From the line that contains "Read all visible content and emit it as JSON." through the closing line of the entries, write out each line exactly; pictures stay out.

===

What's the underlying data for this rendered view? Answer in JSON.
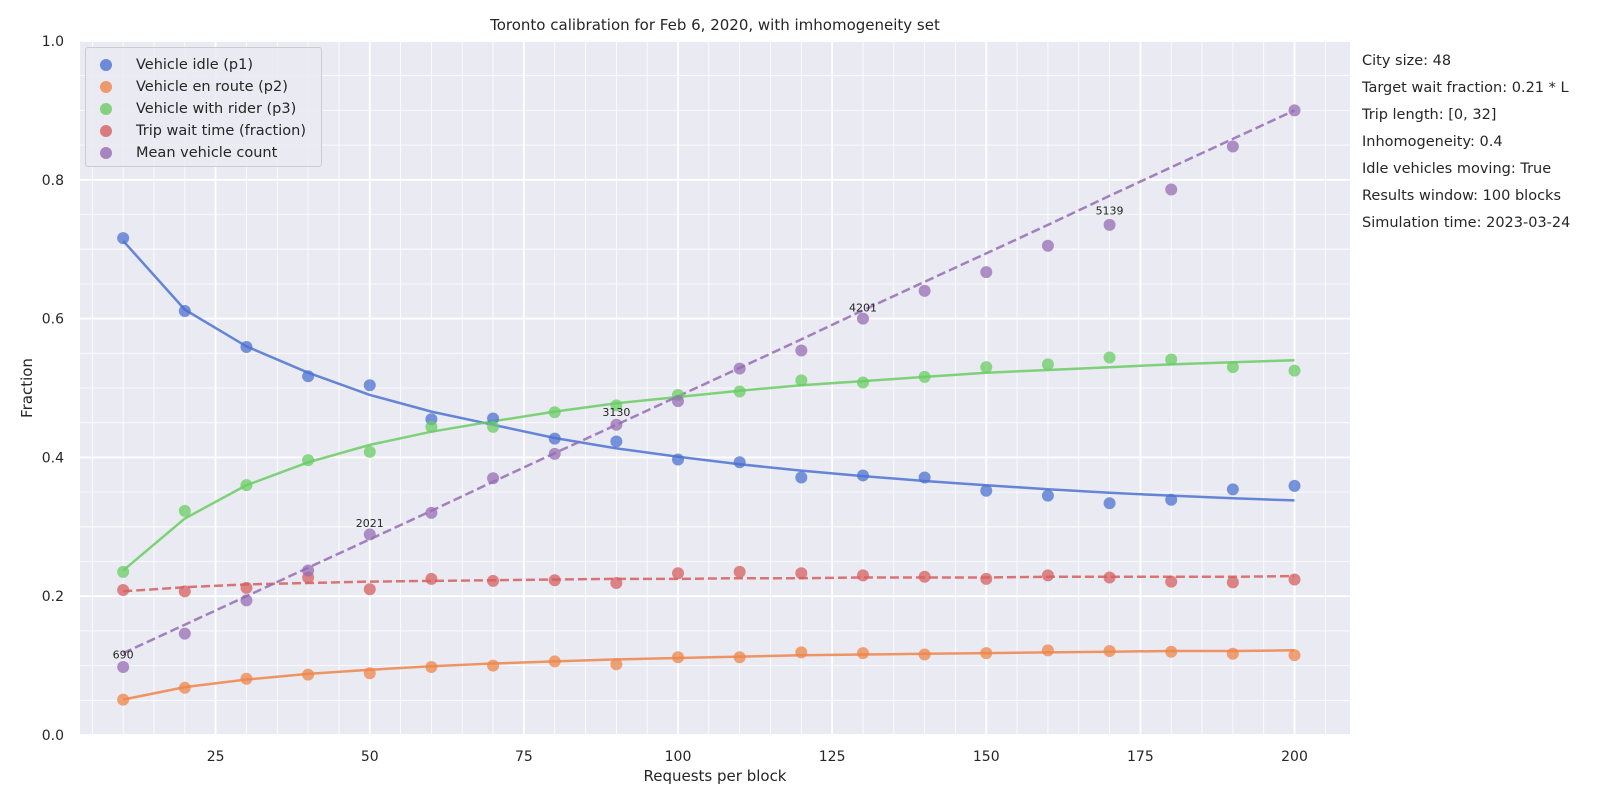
{
  "chart_data": {
    "type": "scatter",
    "title": "Toronto calibration for Feb 6, 2020, with imhomogeneity set",
    "xlabel": "Requests per block",
    "ylabel": "Fraction",
    "xlim": [
      3,
      209
    ],
    "ylim": [
      0.0,
      1.0
    ],
    "xticks": [
      25,
      50,
      75,
      100,
      125,
      150,
      175,
      200
    ],
    "yticks": [
      0.0,
      0.2,
      0.4,
      0.6,
      0.8,
      1.0
    ],
    "grid": true,
    "legend_position": "top-left",
    "x": [
      10,
      20,
      30,
      40,
      50,
      60,
      70,
      80,
      90,
      100,
      110,
      120,
      130,
      140,
      150,
      160,
      170,
      180,
      190,
      200
    ],
    "series": [
      {
        "name": "Vehicle idle (p1)",
        "color": "#4c72d0",
        "fit_style": "solid",
        "values": [
          0.716,
          0.611,
          0.559,
          0.517,
          0.504,
          0.455,
          0.456,
          0.427,
          0.423,
          0.397,
          0.393,
          0.371,
          0.374,
          0.371,
          0.352,
          0.345,
          0.334,
          0.339,
          0.354,
          0.359
        ],
        "fit": [
          0.712,
          0.613,
          0.56,
          0.522,
          0.49,
          0.466,
          0.447,
          0.428,
          0.413,
          0.401,
          0.39,
          0.381,
          0.373,
          0.366,
          0.36,
          0.354,
          0.349,
          0.345,
          0.341,
          0.338
        ]
      },
      {
        "name": "Vehicle en route (p2)",
        "color": "#ee854a",
        "fit_style": "solid",
        "values": [
          0.051,
          0.068,
          0.081,
          0.087,
          0.089,
          0.098,
          0.1,
          0.106,
          0.102,
          0.112,
          0.112,
          0.119,
          0.118,
          0.116,
          0.118,
          0.122,
          0.121,
          0.12,
          0.117,
          0.115
        ],
        "fit": [
          0.051,
          0.069,
          0.08,
          0.088,
          0.094,
          0.099,
          0.103,
          0.106,
          0.109,
          0.111,
          0.113,
          0.115,
          0.116,
          0.117,
          0.118,
          0.119,
          0.12,
          0.121,
          0.121,
          0.122
        ]
      },
      {
        "name": "Vehicle with rider (p3)",
        "color": "#6acc64",
        "fit_style": "solid",
        "values": [
          0.235,
          0.323,
          0.36,
          0.396,
          0.408,
          0.444,
          0.444,
          0.465,
          0.475,
          0.49,
          0.495,
          0.511,
          0.508,
          0.516,
          0.53,
          0.534,
          0.544,
          0.541,
          0.53,
          0.525
        ],
        "fit": [
          0.237,
          0.312,
          0.36,
          0.393,
          0.418,
          0.437,
          0.452,
          0.466,
          0.478,
          0.487,
          0.496,
          0.504,
          0.51,
          0.516,
          0.522,
          0.526,
          0.53,
          0.534,
          0.537,
          0.54
        ]
      },
      {
        "name": "Trip wait time (fraction)",
        "color": "#d65f5f",
        "fit_style": "dashed",
        "values": [
          0.209,
          0.207,
          0.212,
          0.227,
          0.21,
          0.225,
          0.222,
          0.223,
          0.219,
          0.233,
          0.235,
          0.233,
          0.23,
          0.228,
          0.225,
          0.23,
          0.227,
          0.221,
          0.22,
          0.224
        ],
        "fit": [
          0.207,
          0.213,
          0.217,
          0.219,
          0.221,
          0.222,
          0.223,
          0.224,
          0.225,
          0.225,
          0.226,
          0.226,
          0.227,
          0.227,
          0.227,
          0.228,
          0.228,
          0.228,
          0.228,
          0.229
        ]
      },
      {
        "name": "Mean vehicle count",
        "color": "#956cb4",
        "fit_style": "dashed",
        "values": [
          0.098,
          0.146,
          0.194,
          0.237,
          0.289,
          0.32,
          0.37,
          0.405,
          0.447,
          0.481,
          0.528,
          0.554,
          0.6,
          0.64,
          0.667,
          0.705,
          0.735,
          0.786,
          0.848,
          0.9
        ],
        "fit": [
          0.118,
          0.159,
          0.2,
          0.241,
          0.282,
          0.323,
          0.365,
          0.406,
          0.447,
          0.488,
          0.529,
          0.57,
          0.612,
          0.653,
          0.694,
          0.735,
          0.777,
          0.818,
          0.859,
          0.9
        ]
      }
    ],
    "annotations": [
      {
        "text": "690",
        "x": 10,
        "y": 0.11
      },
      {
        "text": "2021",
        "x": 50,
        "y": 0.3
      },
      {
        "text": "3130",
        "x": 90,
        "y": 0.46
      },
      {
        "text": "4201",
        "x": 130,
        "y": 0.61
      },
      {
        "text": "5139",
        "x": 170,
        "y": 0.75
      }
    ]
  },
  "info_panel": [
    "City size: 48",
    "Target wait fraction: 0.21 * L",
    "Trip length: [0, 32]",
    "Inhomogeneity: 0.4",
    "Idle vehicles moving: True",
    "Results window: 100 blocks",
    "Simulation time: 2023-03-24"
  ]
}
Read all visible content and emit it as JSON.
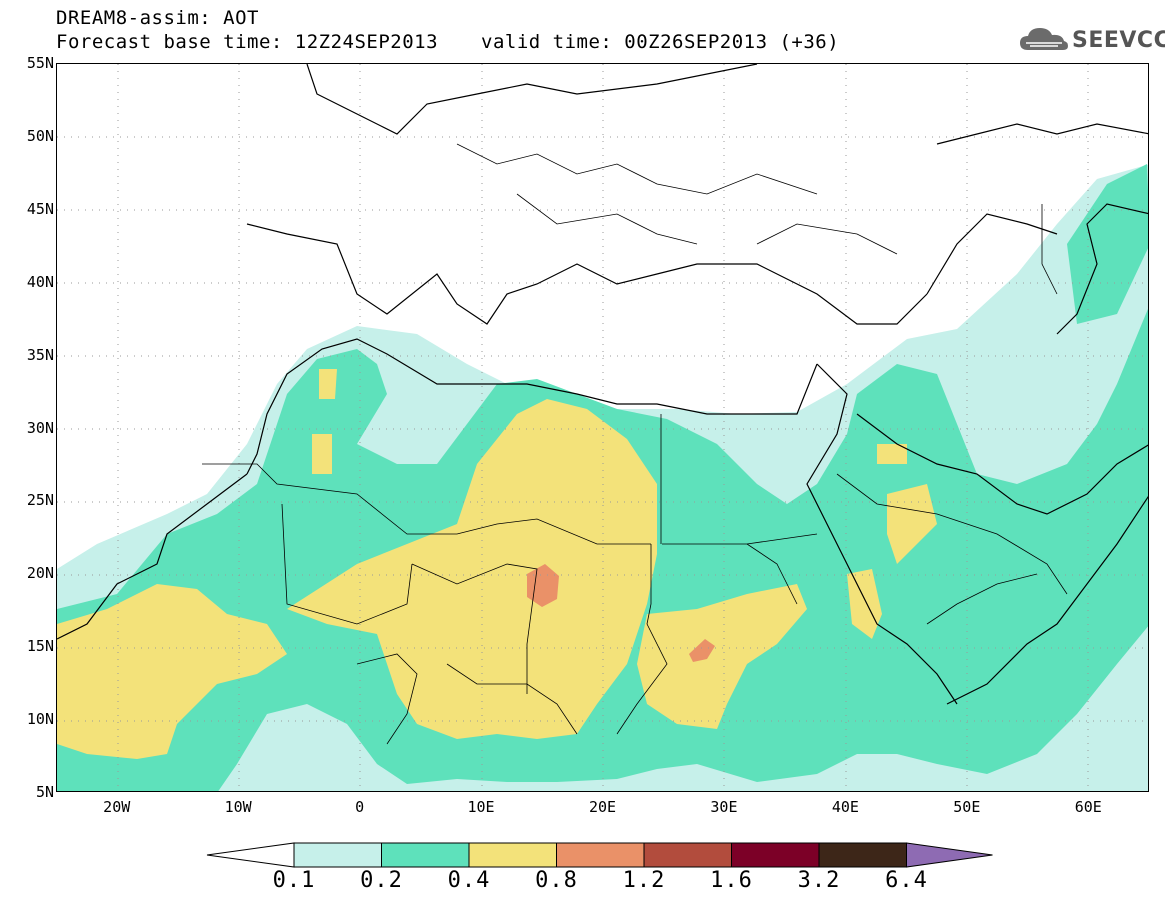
{
  "title_line1": "DREAM8-assim: AOT",
  "title_line2a": "Forecast base time: 12Z24SEP2013",
  "title_line2b": "valid time: 00Z26SEP2013 (+36)",
  "logo_text": "SEEVCCC",
  "lat_labels": [
    "55N",
    "50N",
    "45N",
    "40N",
    "35N",
    "30N",
    "25N",
    "20N",
    "15N",
    "10N",
    "5N"
  ],
  "lon_labels": [
    "20W",
    "10W",
    "0",
    "10E",
    "20E",
    "30E",
    "40E",
    "50E",
    "60E"
  ],
  "colorbar": {
    "ticks": [
      "0.1",
      "0.2",
      "0.4",
      "0.8",
      "1.2",
      "1.6",
      "3.2",
      "6.4"
    ],
    "colors": [
      "#c6f0ea",
      "#5ee1bb",
      "#f3e27a",
      "#ea9168",
      "#b24c3d",
      "#7c0027",
      "#3d2618",
      "#8e6bb3"
    ]
  },
  "map_extent": {
    "lon": [
      -25,
      65
    ],
    "lat": [
      5,
      55
    ]
  }
}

===

Expected answer =
Read all visible content and emit it as JSON.
{
  "title_line1": "DREAM8-assim: AOT",
  "title_line2a": "Forecast base time: 12Z24SEP2013",
  "title_line2b": "valid time: 00Z26SEP2013 (+36)",
  "logo_text": "SEEVCCC",
  "lat_labels": [
    "55N",
    "50N",
    "45N",
    "40N",
    "35N",
    "30N",
    "25N",
    "20N",
    "15N",
    "10N",
    "5N"
  ],
  "lon_labels": [
    "20W",
    "10W",
    "0",
    "10E",
    "20E",
    "30E",
    "40E",
    "50E",
    "60E"
  ],
  "colorbar": {
    "ticks": [
      "0.1",
      "0.2",
      "0.4",
      "0.8",
      "1.2",
      "1.6",
      "3.2",
      "6.4"
    ],
    "colors": [
      "#c6f0ea",
      "#5ee1bb",
      "#f3e27a",
      "#ea9168",
      "#b24c3d",
      "#7c0027",
      "#3d2618",
      "#8e6bb3"
    ]
  },
  "map_extent": {
    "lon": [
      -25,
      65
    ],
    "lat": [
      5,
      55
    ]
  }
}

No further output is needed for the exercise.